-- Start --

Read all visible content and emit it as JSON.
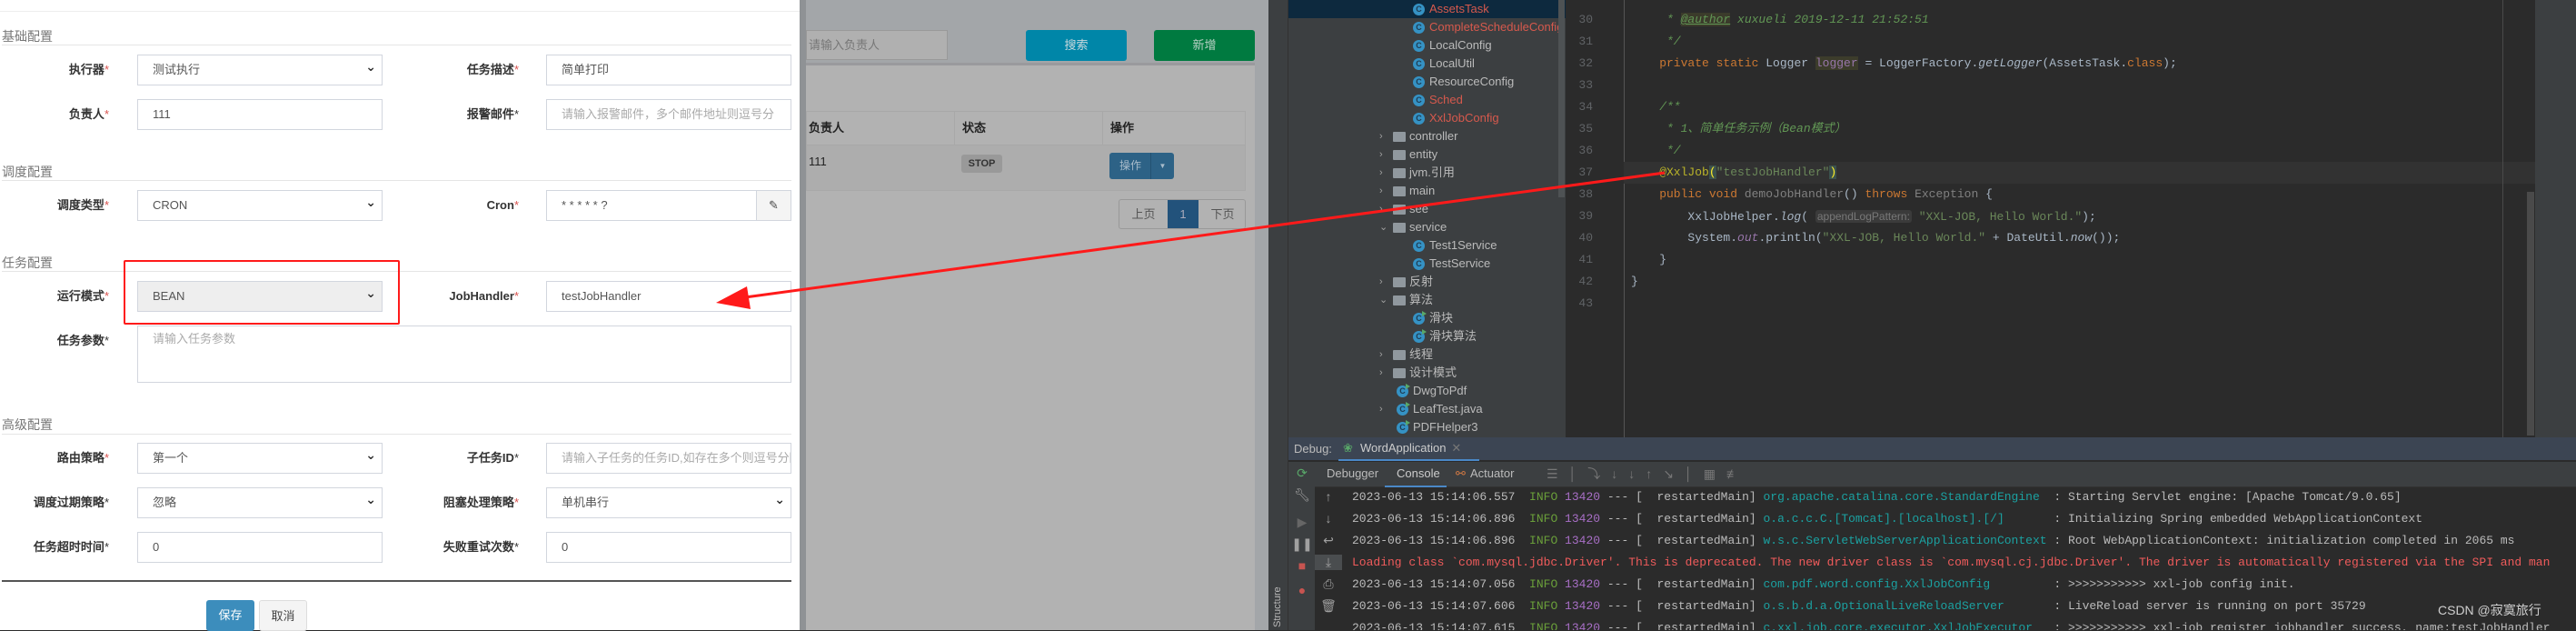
{
  "form": {
    "sections": [
      "基础配置",
      "调度配置",
      "任务配置",
      "高级配置"
    ],
    "fields": {
      "executor": {
        "label": "执行器",
        "value": "测试执行"
      },
      "desc": {
        "label": "任务描述",
        "value": "简单打印"
      },
      "owner": {
        "label": "负责人",
        "value": "111"
      },
      "email": {
        "label": "报警邮件",
        "placeholder": "请输入报警邮件，多个邮件地址则逗号分"
      },
      "schedule_type": {
        "label": "调度类型",
        "value": "CRON"
      },
      "cron": {
        "label": "Cron",
        "value": "* * * * * ?"
      },
      "run_mode": {
        "label": "运行模式",
        "value": "BEAN"
      },
      "job_handler": {
        "label": "JobHandler",
        "value": "testJobHandler"
      },
      "params": {
        "label": "任务参数",
        "placeholder": "请输入任务参数"
      },
      "route": {
        "label": "路由策略",
        "value": "第一个"
      },
      "child": {
        "label": "子任务ID",
        "placeholder": "请输入子任务的任务ID,如存在多个则逗号分隔"
      },
      "misfire": {
        "label": "调度过期策略",
        "value": "忽略"
      },
      "block": {
        "label": "阻塞处理策略",
        "value": "单机串行"
      },
      "timeout": {
        "label": "任务超时时间",
        "value": "0"
      },
      "retry": {
        "label": "失败重试次数",
        "value": "0"
      }
    },
    "required_mark": "*",
    "save": "保存",
    "cancel": "取消"
  },
  "background": {
    "search_placeholder": "请输入负责人",
    "search_button": "搜索",
    "add_button": "新增",
    "columns": [
      "负责人",
      "状态",
      "操作"
    ],
    "row": {
      "owner": "111",
      "status": "STOP",
      "action": "操作"
    },
    "pager": {
      "prev": "上页",
      "page": "1",
      "next": "下页"
    }
  },
  "tree": [
    {
      "name": "AssetsTask",
      "type": "class",
      "modified": true,
      "selected": true
    },
    {
      "name": "CompleteScheduleConfig",
      "type": "class",
      "modified": true
    },
    {
      "name": "LocalConfig",
      "type": "class"
    },
    {
      "name": "LocalUtil",
      "type": "class"
    },
    {
      "name": "ResourceConfig",
      "type": "class"
    },
    {
      "name": "Sched",
      "type": "class",
      "modified": true
    },
    {
      "name": "XxlJobConfig",
      "type": "class",
      "modified": true
    },
    {
      "name": "controller",
      "type": "folder",
      "state": "collapsed"
    },
    {
      "name": "entity",
      "type": "folder",
      "state": "collapsed"
    },
    {
      "name": "jvm.引用",
      "type": "folder",
      "state": "collapsed"
    },
    {
      "name": "main",
      "type": "folder",
      "state": "collapsed"
    },
    {
      "name": "see",
      "type": "folder",
      "state": "collapsed"
    },
    {
      "name": "service",
      "type": "folder",
      "state": "expanded"
    },
    {
      "name": "Test1Service",
      "type": "class"
    },
    {
      "name": "TestService",
      "type": "class"
    },
    {
      "name": "反射",
      "type": "folder",
      "state": "collapsed"
    },
    {
      "name": "算法",
      "type": "folder",
      "state": "expanded"
    },
    {
      "name": "滑块",
      "type": "runclass"
    },
    {
      "name": "滑块算法",
      "type": "runclass"
    },
    {
      "name": "线程",
      "type": "folder",
      "state": "collapsed"
    },
    {
      "name": "设计模式",
      "type": "folder",
      "state": "collapsed"
    },
    {
      "name": "DwgToPdf",
      "type": "runclass",
      "top": true
    },
    {
      "name": "LeafTest.java",
      "type": "runclass",
      "top": true,
      "state": "collapsed"
    },
    {
      "name": "PDFHelper3",
      "type": "runclass",
      "top": true
    }
  ],
  "code": [
    {
      "n": "30",
      "tokens": [
        [
          "     * ",
          "cm"
        ],
        [
          "@author",
          "tag"
        ],
        [
          " xuxueli 2019-12-11 21:52:51",
          "cm"
        ]
      ]
    },
    {
      "n": "31",
      "tokens": [
        [
          "     */",
          "cm"
        ]
      ]
    },
    {
      "n": "32",
      "tokens": [
        [
          "    private static ",
          "kw"
        ],
        [
          "Logger ",
          ""
        ],
        [
          "logger",
          "fld"
        ],
        [
          " = LoggerFactory.",
          ""
        ],
        [
          "getLogger",
          "ital"
        ],
        [
          "(AssetsTask.",
          ""
        ],
        [
          "class",
          "kw"
        ],
        [
          ");",
          ""
        ]
      ]
    },
    {
      "n": "33",
      "tokens": []
    },
    {
      "n": "34",
      "tokens": [
        [
          "    /**",
          "cm"
        ]
      ]
    },
    {
      "n": "35",
      "tokens": [
        [
          "     * 1、简单任务示例（Bean模式）",
          "cm"
        ]
      ]
    },
    {
      "n": "36",
      "tokens": [
        [
          "     */",
          "cm"
        ]
      ]
    },
    {
      "n": "37",
      "tokens": [
        [
          "    @XxlJob",
          "ann"
        ],
        [
          "(",
          "br"
        ],
        [
          "\"testJobHandler\"",
          "str"
        ],
        [
          ")",
          "br"
        ]
      ]
    },
    {
      "n": "38",
      "tokens": [
        [
          "    public void ",
          "kw"
        ],
        [
          "demoJobHandler",
          "dim"
        ],
        [
          "() ",
          ""
        ],
        [
          "throws ",
          "kw"
        ],
        [
          "Exception ",
          "dim"
        ],
        [
          "{",
          ""
        ]
      ]
    },
    {
      "n": "39",
      "tokens": [
        [
          "        XxlJobHelper.",
          ""
        ],
        [
          "log",
          "ital"
        ],
        [
          "( ",
          ""
        ],
        [
          "appendLogPattern:",
          "hint"
        ],
        [
          " \"XXL-JOB, Hello World.\"",
          "str"
        ],
        [
          ");",
          ""
        ]
      ]
    },
    {
      "n": "40",
      "tokens": [
        [
          "        System.",
          ""
        ],
        [
          "out",
          "st"
        ],
        [
          ".println(",
          ""
        ],
        [
          "\"XXL-JOB, Hello World.\"",
          "str"
        ],
        [
          " + DateUtil.",
          ""
        ],
        [
          "now",
          "ital"
        ],
        [
          "());",
          ""
        ]
      ]
    },
    {
      "n": "41",
      "tokens": [
        [
          "    }",
          ""
        ]
      ]
    },
    {
      "n": "42",
      "tokens": [
        [
          "}",
          ""
        ]
      ]
    },
    {
      "n": "43",
      "tokens": []
    }
  ],
  "debug": {
    "title": "Debug:",
    "run_config": "WordApplication",
    "tabs": [
      "Debugger",
      "Console",
      "Actuator"
    ],
    "active_tab": "Console",
    "side_label": "Structure",
    "lines": [
      {
        "ts": "2023-06-13 15:14:06.557",
        "level": "INFO",
        "pid": "13420",
        "thread": "--- [  restartedMain]",
        "logger": "org.apache.catalina.core.StandardEngine ",
        "msg": " : Starting Servlet engine: [Apache Tomcat/9.0.65]"
      },
      {
        "ts": "2023-06-13 15:14:06.896",
        "level": "INFO",
        "pid": "13420",
        "thread": "--- [  restartedMain]",
        "logger": "o.a.c.c.C.[Tomcat].[localhost].[/]      ",
        "msg": " : Initializing Spring embedded WebApplicationContext"
      },
      {
        "ts": "2023-06-13 15:14:06.896",
        "level": "INFO",
        "pid": "13420",
        "thread": "--- [  restartedMain]",
        "logger": "w.s.c.ServletWebServerApplicationContext",
        "msg": " : Root WebApplicationContext: initialization completed in 2065 ms"
      },
      {
        "error": "Loading class `com.mysql.jdbc.Driver'. This is deprecated. The new driver class is `com.mysql.cj.jdbc.Driver'. The driver is automatically registered via the SPI and man"
      },
      {
        "ts": "2023-06-13 15:14:07.056",
        "level": "INFO",
        "pid": "13420",
        "thread": "--- [  restartedMain]",
        "logger": "com.pdf.word.config.XxlJobConfig        ",
        "msg": " : >>>>>>>>>>> xxl-job config init."
      },
      {
        "ts": "2023-06-13 15:14:07.606",
        "level": "INFO",
        "pid": "13420",
        "thread": "--- [  restartedMain]",
        "logger": "o.s.b.d.a.OptionalLiveReloadServer      ",
        "msg": " : LiveReload server is running on port 35729"
      },
      {
        "ts": "2023-06-13 15:14:07.615",
        "level": "INFO",
        "pid": "13420",
        "thread": "--- [  restartedMain]",
        "logger": "c.xxl.job.core.executor.XxlJobExecutor  ",
        "msg": " : >>>>>>>>>>> xxl-job register jobhandler success, name:testJobHandler"
      }
    ]
  },
  "watermark": "CSDN @寂寞旅行",
  "colors": {
    "annotation_red": "#ff1a1a",
    "search": "#0086a8",
    "add": "#007a40",
    "primary": "#3c8dbc",
    "ide_bg": "#2b2b2b"
  }
}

-- End --

- Written instruction:
Pick out the lines that have the word "executor". Copy them all.

- Full response:
      "executor": {
        "logger": "c.xxl.job.core.executor.XxlJobExecutor  ",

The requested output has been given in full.